=== GOAL ===
Locate every line below that contains the word "this" and copy it.

=== MATERIAL TO PROCESS ===
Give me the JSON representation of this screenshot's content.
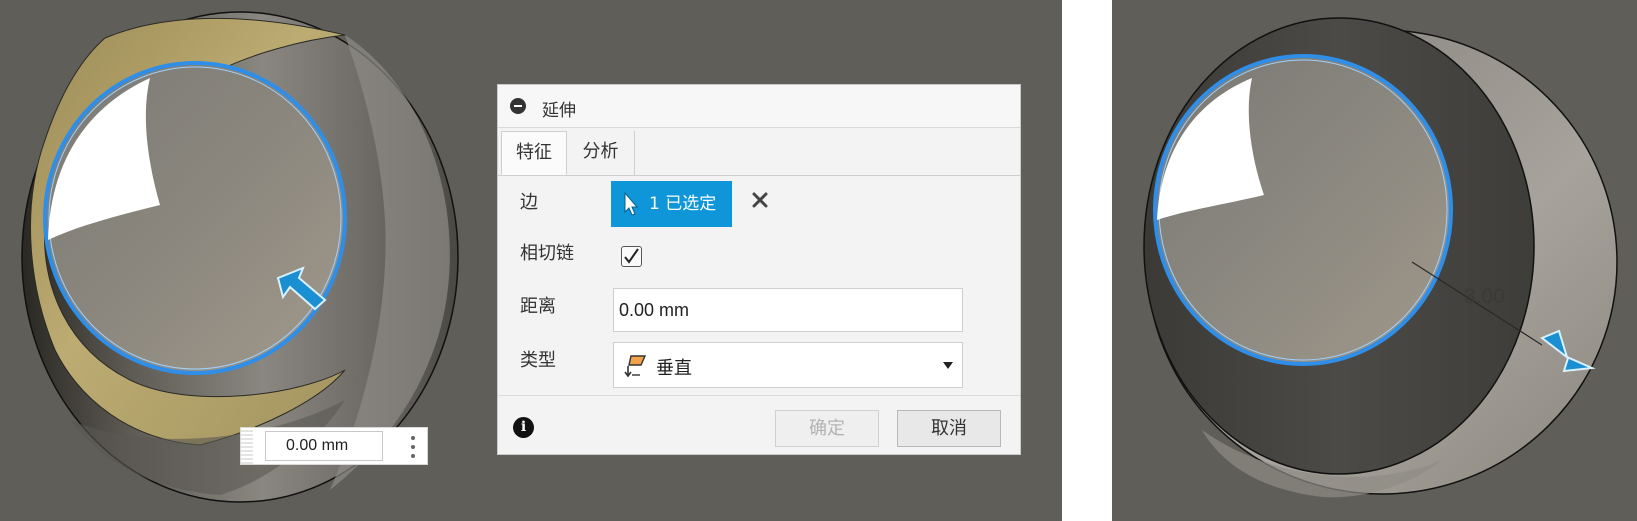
{
  "viewport_left": {
    "floating_field": {
      "value": "0.00 mm"
    }
  },
  "dialog": {
    "title": "延伸",
    "tabs": [
      {
        "label": "特征",
        "active": true
      },
      {
        "label": "分析",
        "active": false
      }
    ],
    "rows": {
      "edge": {
        "label": "边",
        "selection_text": "1 已选定"
      },
      "tangent_chain": {
        "label": "相切链",
        "checked": true
      },
      "distance": {
        "label": "距离",
        "value": "0.00 mm"
      },
      "type": {
        "label": "类型",
        "value": "垂直"
      }
    },
    "buttons": {
      "ok": "确定",
      "cancel": "取消"
    }
  },
  "viewport_right": {
    "dimension_label": "3.00"
  },
  "colors": {
    "viewport_bg": "#5f5e58",
    "selection_blue": "#0e96d8",
    "edge_highlight": "#2f8fe8",
    "face_highlight": "#b9a86e"
  }
}
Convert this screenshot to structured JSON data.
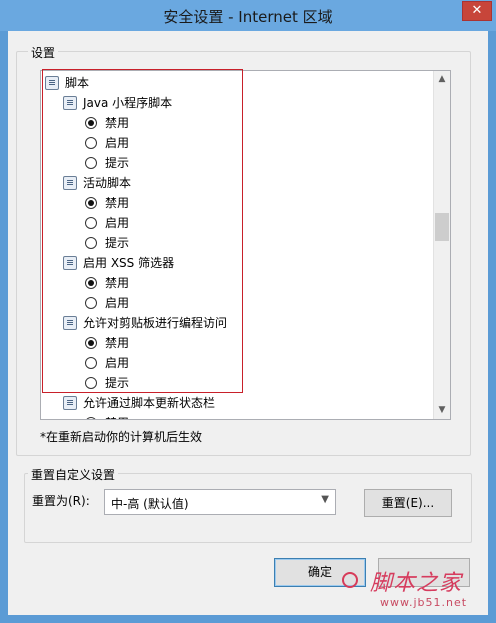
{
  "window": {
    "title": "安全设置 - Internet 区域",
    "close_glyph": "✕"
  },
  "settings_group": {
    "label": "设置"
  },
  "tree": [
    {
      "type": "category",
      "label": "脚本",
      "icon": "script-settings-icon"
    },
    {
      "type": "setting",
      "label": "Java 小程序脚本",
      "icon": "script-settings-icon"
    },
    {
      "type": "option",
      "label": "禁用",
      "checked": true
    },
    {
      "type": "option",
      "label": "启用",
      "checked": false
    },
    {
      "type": "option",
      "label": "提示",
      "checked": false
    },
    {
      "type": "setting",
      "label": "活动脚本",
      "icon": "script-settings-icon"
    },
    {
      "type": "option",
      "label": "禁用",
      "checked": true
    },
    {
      "type": "option",
      "label": "启用",
      "checked": false
    },
    {
      "type": "option",
      "label": "提示",
      "checked": false
    },
    {
      "type": "setting",
      "label": "启用 XSS 筛选器",
      "icon": "script-settings-icon"
    },
    {
      "type": "option",
      "label": "禁用",
      "checked": true
    },
    {
      "type": "option",
      "label": "启用",
      "checked": false
    },
    {
      "type": "setting",
      "label": "允许对剪贴板进行编程访问",
      "icon": "script-settings-icon"
    },
    {
      "type": "option",
      "label": "禁用",
      "checked": true
    },
    {
      "type": "option",
      "label": "启用",
      "checked": false
    },
    {
      "type": "option",
      "label": "提示",
      "checked": false
    },
    {
      "type": "setting",
      "label": "允许通过脚本更新状态栏",
      "icon": "script-settings-icon"
    },
    {
      "type": "option",
      "label": "禁用",
      "checked": true
    }
  ],
  "note": "*在重新启动你的计算机后生效",
  "reset_group": {
    "label": "重置自定义设置",
    "reset_to_label": "重置为(R):",
    "select_value": "中-高 (默认值)",
    "reset_button": "重置(E)..."
  },
  "buttons": {
    "ok": "确定",
    "cancel": ""
  },
  "watermark": {
    "main": "脚本之家",
    "sub": "www.jb51.net"
  },
  "colors": {
    "highlight_border": "#c8202a",
    "title_bar": "#6aa8e0",
    "accent": "#3c7fb1"
  }
}
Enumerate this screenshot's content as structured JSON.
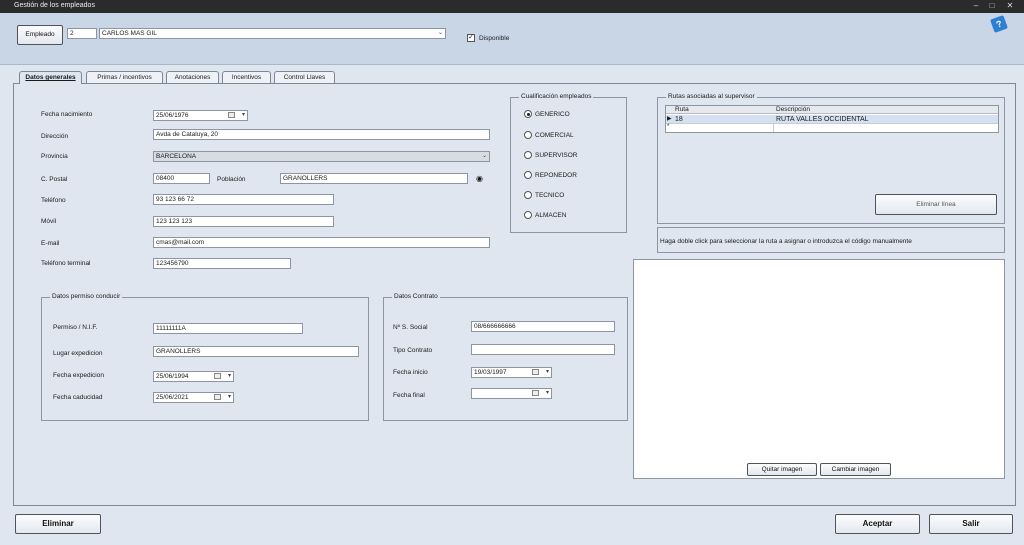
{
  "window": {
    "title": "Gestión de los empleados"
  },
  "header": {
    "employee_button": "Empleado",
    "employee_id": "2",
    "employee_name": "CARLOS MAS GIL",
    "available_label": "Disponible",
    "available_checked": true
  },
  "tabs": [
    {
      "label": "Datos generales",
      "active": true
    },
    {
      "label": "Primas / incentivos",
      "active": false
    },
    {
      "label": "Anotaciones",
      "active": false
    },
    {
      "label": "Incentivos",
      "active": false
    },
    {
      "label": "Control Llaves",
      "active": false
    }
  ],
  "general": {
    "birth_label": "Fecha nacimiento",
    "birth_value": "25/06/1976",
    "address_label": "Dirección",
    "address_value": "Avda de Cataluya, 20",
    "province_label": "Provincia",
    "province_value": "BARCELONA",
    "postal_label": "C. Postal",
    "postal_value": "08400",
    "town_label": "Población",
    "town_value": "GRANOLLERS",
    "phone_label": "Teléfono",
    "phone_value": "93 123 66 72",
    "mobile_label": "Móvil",
    "mobile_value": "123 123 123",
    "email_label": "E-mail",
    "email_value": "cmas@mail.com",
    "terminal_label": "Teléfono terminal",
    "terminal_value": "123456790"
  },
  "permit": {
    "title": "Datos permiso conducir",
    "nif_label": "Permiso / N.I.F.",
    "nif_value": "11111111A",
    "place_label": "Lugar expedicion",
    "place_value": "GRANOLLERS",
    "issue_label": "Fecha expedicion",
    "issue_value": "25/06/1994",
    "expiry_label": "Fecha caducidad",
    "expiry_value": "25/06/2021"
  },
  "contract": {
    "title": "Datos Contrato",
    "ss_label": "Nº S. Social",
    "ss_value": "08/666666666",
    "type_label": "Tipo Contrato",
    "type_value": "",
    "start_label": "Fecha inicio",
    "start_value": "19/03/1997",
    "end_label": "Fecha final",
    "end_value": ""
  },
  "qualification": {
    "title": "Cualificación empleados",
    "options": [
      {
        "label": "GENERICO",
        "selected": true
      },
      {
        "label": "COMERCIAL",
        "selected": false
      },
      {
        "label": "SUPERVISOR",
        "selected": false
      },
      {
        "label": "REPONEDOR",
        "selected": false
      },
      {
        "label": "TECNICO",
        "selected": false
      },
      {
        "label": "ALMACEN",
        "selected": false
      }
    ]
  },
  "routes": {
    "title": "Rutas asociadas al supervisor",
    "columns": [
      "Ruta",
      "Descripción"
    ],
    "rows": [
      {
        "ruta": "18",
        "descripcion": "RUTA VALLES OCCIDENTAL"
      }
    ],
    "delete_line": "Eliminar línea",
    "hint": "Haga doble click para seleccionar la ruta a asignar o introduzca el código manualmente"
  },
  "image": {
    "remove": "Quitar imagen",
    "change": "Cambiar imagen"
  },
  "footer": {
    "delete": "Eliminar",
    "accept": "Aceptar",
    "exit": "Salir"
  }
}
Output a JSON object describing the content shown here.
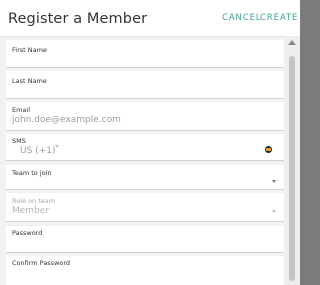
{
  "dialog": {
    "title": "Register a Member",
    "cancel_label": "CANCEL",
    "create_label": "CREATE"
  },
  "fields": {
    "first_name": {
      "label": "First Name",
      "value": ""
    },
    "last_name": {
      "label": "Last Name",
      "value": ""
    },
    "email": {
      "label": "Email",
      "placeholder": "john.doe@example.com"
    },
    "sms": {
      "label": "SMS",
      "country_code": "US (+1)",
      "flag_icon": "us-flag-icon"
    },
    "team": {
      "label": "Team to join",
      "value": ""
    },
    "role": {
      "label": "Role on team",
      "value": "Member"
    },
    "password": {
      "label": "Password",
      "value": ""
    },
    "confirm_password": {
      "label": "Confirm Password",
      "value": ""
    }
  },
  "colors": {
    "accent": "#3f9e96",
    "header_bg": "#ffffff",
    "form_bg": "#f2f2f2"
  }
}
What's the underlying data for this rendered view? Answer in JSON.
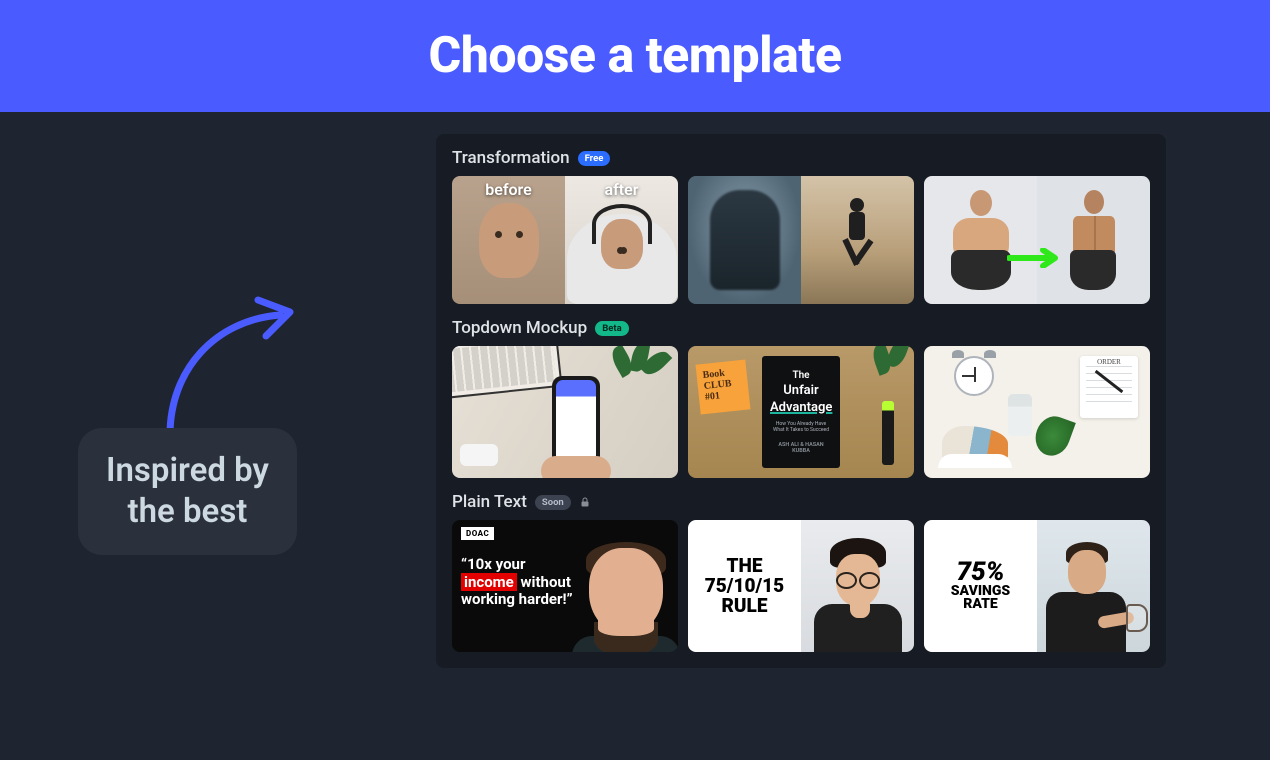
{
  "header": {
    "title": "Choose a template"
  },
  "callout": {
    "line1": "Inspired by",
    "line2": "the best"
  },
  "sections": [
    {
      "title": "Transformation",
      "badge": {
        "label": "Free",
        "kind": "free"
      },
      "thumbs": [
        {
          "label_left": "before",
          "label_right": "after"
        },
        {},
        {}
      ]
    },
    {
      "title": "Topdown Mockup",
      "badge": {
        "label": "Beta",
        "kind": "beta"
      },
      "thumbs": [
        {},
        {
          "sticky_text": "Book CLUB #01",
          "book_the": "The",
          "book_unfair": "Unfair",
          "book_adv": "Advantage",
          "book_sub": "How You Already Have What It Takes to Succeed",
          "book_auth": "ASH ALI & HASAN KUBBA"
        },
        {
          "notepad_title": "ORDER"
        }
      ]
    },
    {
      "title": "Plain Text",
      "badge": {
        "label": "Soon",
        "kind": "soon"
      },
      "locked": true,
      "thumbs": [
        {
          "tag": "DOAC",
          "quote_open": "“",
          "t1": "10x your",
          "t2_red": "income",
          "t2_rest": " without",
          "t3": "working harder!”"
        },
        {
          "l1": "THE",
          "l2": "75/10/15",
          "l3": "RULE"
        },
        {
          "big": "75%",
          "s1": "SAVINGS",
          "s2": "RATE"
        }
      ]
    }
  ]
}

=== FINISHED ANSWER ===
Give me the JSON representation of this screenshot's content.
Convert this screenshot to structured JSON data.
Enumerate this screenshot's content as structured JSON.
What's the underlying data for this rendered view? Answer in JSON.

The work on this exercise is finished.